→ Instructions to follow: Please list every row below that contains the string "阅读人次", copying each matching row in full. Treat the match as case-sensitive.
═════ Given records
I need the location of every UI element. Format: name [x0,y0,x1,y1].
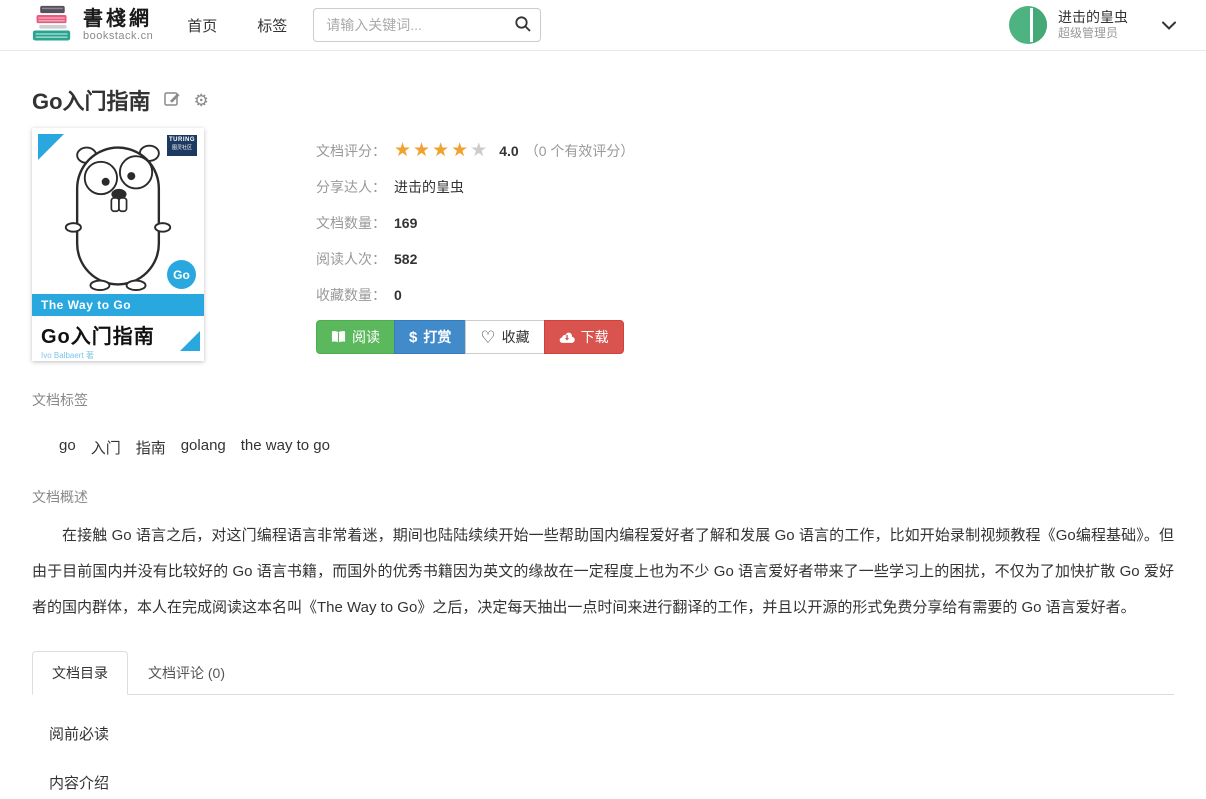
brand-logo[interactable]: 書棧網 bookstack.cn [30,5,153,45]
rating-stars[interactable]: ★★★★★ [394,141,489,160]
fav-count-row: 收藏数量： 0 [316,284,634,305]
gear-icon: ⚙ [194,92,209,109]
toc-item[interactable]: 阅前必读 [49,723,1174,744]
read-count-row: 阅读人次： 582 [316,248,634,269]
read-count-label: 阅读人次： [316,249,386,269]
search-icon [514,21,532,36]
tab[interactable]: 文档评论 (0) [128,651,245,695]
page-title: Go入门指南 [32,84,151,116]
gopher-illustration [58,140,178,297]
cover-series-band: The Way to Go [32,294,204,316]
tags-heading: 文档标签 [32,390,1174,410]
cloud-download-icon [559,331,575,344]
dollar-icon: $ [409,329,417,346]
user-role: 超级管理员 [1058,26,1128,41]
book-icon [331,330,346,344]
overview-heading: 文档概述 [32,487,1174,507]
tab-bar: 文档目录文档评论 (0) [32,651,1174,695]
rating-row: 文档评分： ★★★★★ 4.0 （0 个有效评分） [316,140,634,161]
overview-text: 在接触 Go 语言之后，对这门编程语言非常着迷，期间也陆陆续续开始一些帮助国内编… [32,518,1174,626]
main-content: Go入门指南 ⚙ TURING 图灵社区 [0,84,1206,799]
heart-icon: ♡ [480,329,495,346]
go-logo-circle: Go [167,260,196,289]
tag-item[interactable]: go [59,437,76,458]
sharer-label: 分享达人： [316,177,386,197]
navbar: 書棧網 bookstack.cn 首页 标签 进击的皇虫 超级管理员 [0,0,1206,51]
settings-button[interactable]: ⚙ [194,92,209,109]
nav-link[interactable]: 首页 [187,15,217,36]
fav-count-value: 0 [394,287,402,303]
read-button[interactable]: 阅读 [316,320,395,354]
star-icon[interactable]: ★ [432,141,449,160]
avatar[interactable] [1009,6,1047,44]
nav-links: 首页 标签 [187,15,287,36]
doc-count-row: 文档数量： 169 [316,212,634,233]
star-icon[interactable]: ★ [394,141,411,160]
user-menu[interactable]: 进击的皇虫 超级管理员 [1009,6,1176,44]
search-box [313,8,541,42]
brand-subtitle: bookstack.cn [83,30,153,43]
tab[interactable]: 文档目录 [32,651,128,695]
rating-label: 文档评分： [316,141,386,161]
cover-title: Go入门指南 [41,320,155,349]
star-icon[interactable]: ★ [470,141,487,160]
rating-note: （0 个有效评分） [525,141,635,161]
chevron-down-icon[interactable] [1162,21,1176,30]
tag-item[interactable]: golang [181,437,226,458]
edit-icon [164,90,181,110]
cover-translator: 陈佳玮 译 [41,360,71,361]
bookstack-logo-icon [30,5,74,45]
book-cover[interactable]: TURING 图灵社区 [32,128,204,361]
search-button[interactable] [513,15,533,35]
star-icon[interactable]: ★ [451,141,468,160]
doc-count-value: 169 [394,215,417,231]
favorite-button[interactable]: ♡ 收藏 [465,320,544,354]
read-count-value: 582 [394,251,417,267]
brand-title: 書棧網 [83,7,153,30]
sharer-value: 进击的皇虫 [394,177,464,197]
user-name: 进击的皇虫 [1058,9,1128,27]
download-button[interactable]: 下载 [544,320,624,354]
toc-item[interactable]: 内容介绍 [49,772,1174,793]
edit-button[interactable] [164,90,181,110]
toc-list: 阅前必读内容介绍前言第1章：Go 语言的起源，发展与普及第2章：安装与运行环境 [32,723,1174,799]
nav-link[interactable]: 标签 [257,15,287,36]
doc-count-label: 文档数量： [316,213,386,233]
fav-count-label: 收藏数量： [316,285,386,305]
tags-list: go 入门指南 golang the way to go [59,437,1174,458]
star-icon[interactable]: ★ [413,141,430,160]
tag-item[interactable]: 入门 [91,437,121,458]
rating-value: 4.0 [499,143,518,159]
cover-corner-triangle-bottom [180,331,200,351]
tag-item[interactable]: the way to go [241,437,330,458]
tag-item[interactable]: 指南 [136,437,166,458]
sharer-row: 分享达人： 进击的皇虫 [316,176,634,197]
search-input[interactable] [313,8,541,42]
action-buttons: 阅读 $ 打赏 ♡ 收藏 [316,320,634,354]
book-stats: 文档评分： ★★★★★ 4.0 （0 个有效评分） 分享达人： 进击的皇虫 文档… [316,128,634,361]
tip-button[interactable]: $ 打赏 [394,320,466,354]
══════════
→ Exercise output:
read-count-row: 阅读人次： 582 [316,248,634,269]
read-count-label: 阅读人次： [316,249,386,269]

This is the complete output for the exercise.